◆ Required work ◆
Pull out every line with the word "user".

◆ Records shown ◆

* * * *

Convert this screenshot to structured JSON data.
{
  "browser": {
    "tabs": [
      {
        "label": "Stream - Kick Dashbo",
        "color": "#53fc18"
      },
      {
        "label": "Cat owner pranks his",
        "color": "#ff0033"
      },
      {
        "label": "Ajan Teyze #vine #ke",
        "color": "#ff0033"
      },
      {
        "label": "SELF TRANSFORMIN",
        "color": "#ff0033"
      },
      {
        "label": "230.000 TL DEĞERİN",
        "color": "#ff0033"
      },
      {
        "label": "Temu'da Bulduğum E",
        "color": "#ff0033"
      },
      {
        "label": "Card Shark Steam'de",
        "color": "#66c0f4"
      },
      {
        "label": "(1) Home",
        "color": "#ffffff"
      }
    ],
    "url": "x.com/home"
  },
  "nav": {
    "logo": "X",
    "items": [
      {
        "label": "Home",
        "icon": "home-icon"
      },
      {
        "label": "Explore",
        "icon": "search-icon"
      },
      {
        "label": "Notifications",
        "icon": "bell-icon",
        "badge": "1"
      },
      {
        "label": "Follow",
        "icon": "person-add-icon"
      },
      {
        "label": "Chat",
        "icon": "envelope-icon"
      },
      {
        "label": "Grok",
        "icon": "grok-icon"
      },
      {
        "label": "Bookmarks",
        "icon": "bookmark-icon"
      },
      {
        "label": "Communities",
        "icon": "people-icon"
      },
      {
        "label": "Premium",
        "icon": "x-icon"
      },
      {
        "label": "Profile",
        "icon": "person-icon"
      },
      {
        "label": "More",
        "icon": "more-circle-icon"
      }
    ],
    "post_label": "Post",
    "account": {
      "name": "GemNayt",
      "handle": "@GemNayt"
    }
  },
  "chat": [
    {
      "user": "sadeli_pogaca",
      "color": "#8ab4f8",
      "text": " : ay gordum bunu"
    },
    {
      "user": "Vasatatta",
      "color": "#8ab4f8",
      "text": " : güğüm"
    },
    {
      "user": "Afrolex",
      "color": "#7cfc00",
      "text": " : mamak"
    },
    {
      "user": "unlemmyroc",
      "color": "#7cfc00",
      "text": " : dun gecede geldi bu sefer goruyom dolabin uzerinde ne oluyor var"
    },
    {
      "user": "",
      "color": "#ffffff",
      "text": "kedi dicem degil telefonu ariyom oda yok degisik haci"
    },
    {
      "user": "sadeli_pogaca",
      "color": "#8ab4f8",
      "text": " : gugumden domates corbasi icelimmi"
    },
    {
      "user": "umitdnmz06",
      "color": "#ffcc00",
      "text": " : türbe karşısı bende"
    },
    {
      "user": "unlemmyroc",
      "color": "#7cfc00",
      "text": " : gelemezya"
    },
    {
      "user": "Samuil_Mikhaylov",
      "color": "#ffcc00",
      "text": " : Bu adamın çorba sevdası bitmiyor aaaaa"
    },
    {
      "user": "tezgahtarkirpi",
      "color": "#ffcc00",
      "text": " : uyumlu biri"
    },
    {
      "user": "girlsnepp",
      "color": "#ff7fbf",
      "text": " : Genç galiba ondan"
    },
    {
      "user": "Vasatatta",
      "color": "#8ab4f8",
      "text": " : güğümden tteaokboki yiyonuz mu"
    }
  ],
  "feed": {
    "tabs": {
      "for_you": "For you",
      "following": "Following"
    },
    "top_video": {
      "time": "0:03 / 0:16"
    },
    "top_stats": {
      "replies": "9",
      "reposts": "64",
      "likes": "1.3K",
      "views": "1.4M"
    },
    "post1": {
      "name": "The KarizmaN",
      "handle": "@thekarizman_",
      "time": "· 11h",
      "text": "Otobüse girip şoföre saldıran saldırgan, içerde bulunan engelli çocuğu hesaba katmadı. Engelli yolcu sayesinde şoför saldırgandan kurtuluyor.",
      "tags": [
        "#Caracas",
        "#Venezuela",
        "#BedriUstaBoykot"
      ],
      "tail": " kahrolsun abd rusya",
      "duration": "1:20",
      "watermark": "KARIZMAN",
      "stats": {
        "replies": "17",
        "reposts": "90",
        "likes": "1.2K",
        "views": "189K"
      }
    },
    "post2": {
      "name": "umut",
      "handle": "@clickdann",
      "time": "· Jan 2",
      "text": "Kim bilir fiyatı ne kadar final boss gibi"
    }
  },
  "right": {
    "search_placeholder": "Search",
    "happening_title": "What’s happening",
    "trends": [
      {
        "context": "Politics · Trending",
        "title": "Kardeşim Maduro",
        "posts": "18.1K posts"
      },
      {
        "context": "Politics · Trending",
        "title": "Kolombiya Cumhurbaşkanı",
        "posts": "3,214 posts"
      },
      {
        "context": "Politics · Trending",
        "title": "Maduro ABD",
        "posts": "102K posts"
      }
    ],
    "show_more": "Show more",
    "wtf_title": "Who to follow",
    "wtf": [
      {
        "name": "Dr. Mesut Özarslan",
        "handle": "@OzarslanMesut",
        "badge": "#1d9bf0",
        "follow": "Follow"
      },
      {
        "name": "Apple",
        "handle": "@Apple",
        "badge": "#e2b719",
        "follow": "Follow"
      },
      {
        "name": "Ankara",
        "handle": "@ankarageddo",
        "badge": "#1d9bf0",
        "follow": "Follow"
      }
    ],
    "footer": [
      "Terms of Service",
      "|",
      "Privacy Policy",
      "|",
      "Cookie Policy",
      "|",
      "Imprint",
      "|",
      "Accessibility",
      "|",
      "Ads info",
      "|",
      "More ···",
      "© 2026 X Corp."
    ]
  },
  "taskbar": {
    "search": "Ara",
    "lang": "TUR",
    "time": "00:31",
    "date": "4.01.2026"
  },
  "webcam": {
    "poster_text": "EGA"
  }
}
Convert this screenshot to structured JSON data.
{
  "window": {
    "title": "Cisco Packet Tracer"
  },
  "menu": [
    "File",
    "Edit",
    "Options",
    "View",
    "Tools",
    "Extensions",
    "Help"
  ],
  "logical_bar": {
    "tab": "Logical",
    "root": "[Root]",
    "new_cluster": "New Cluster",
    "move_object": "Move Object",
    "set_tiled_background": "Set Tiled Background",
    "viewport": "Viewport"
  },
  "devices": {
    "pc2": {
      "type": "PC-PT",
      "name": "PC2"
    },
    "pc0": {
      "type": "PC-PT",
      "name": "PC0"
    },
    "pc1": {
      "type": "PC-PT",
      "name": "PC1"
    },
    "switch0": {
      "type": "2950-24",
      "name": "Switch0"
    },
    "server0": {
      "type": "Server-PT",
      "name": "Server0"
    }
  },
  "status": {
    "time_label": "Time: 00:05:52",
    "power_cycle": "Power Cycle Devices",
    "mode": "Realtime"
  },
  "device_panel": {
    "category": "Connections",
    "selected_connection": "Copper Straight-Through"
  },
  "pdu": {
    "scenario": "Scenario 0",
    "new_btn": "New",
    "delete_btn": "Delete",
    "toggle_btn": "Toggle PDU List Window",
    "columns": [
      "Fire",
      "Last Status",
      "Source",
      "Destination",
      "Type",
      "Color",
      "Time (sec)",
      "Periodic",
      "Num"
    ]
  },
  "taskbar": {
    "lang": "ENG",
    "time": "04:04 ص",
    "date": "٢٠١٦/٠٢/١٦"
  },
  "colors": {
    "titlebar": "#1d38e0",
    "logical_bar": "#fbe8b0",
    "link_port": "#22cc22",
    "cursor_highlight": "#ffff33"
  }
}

* * * *

◆ Solved problem ◆
      "user": "sadeli_pogaca",
      "user": "Vasatatta",
      "user": "Afrolex",
      "user": "unlemmyroc",
      "user": "",
      "user": "sadeli_pogaca",
      "user": "umitdnmz06",
      "user": "unlemmyroc",
      "user": "Samuil_Mikhaylov",
      "user": "tezgahtarkirpi",
      "user": "girlsnepp",
      "user": "Vasatatta",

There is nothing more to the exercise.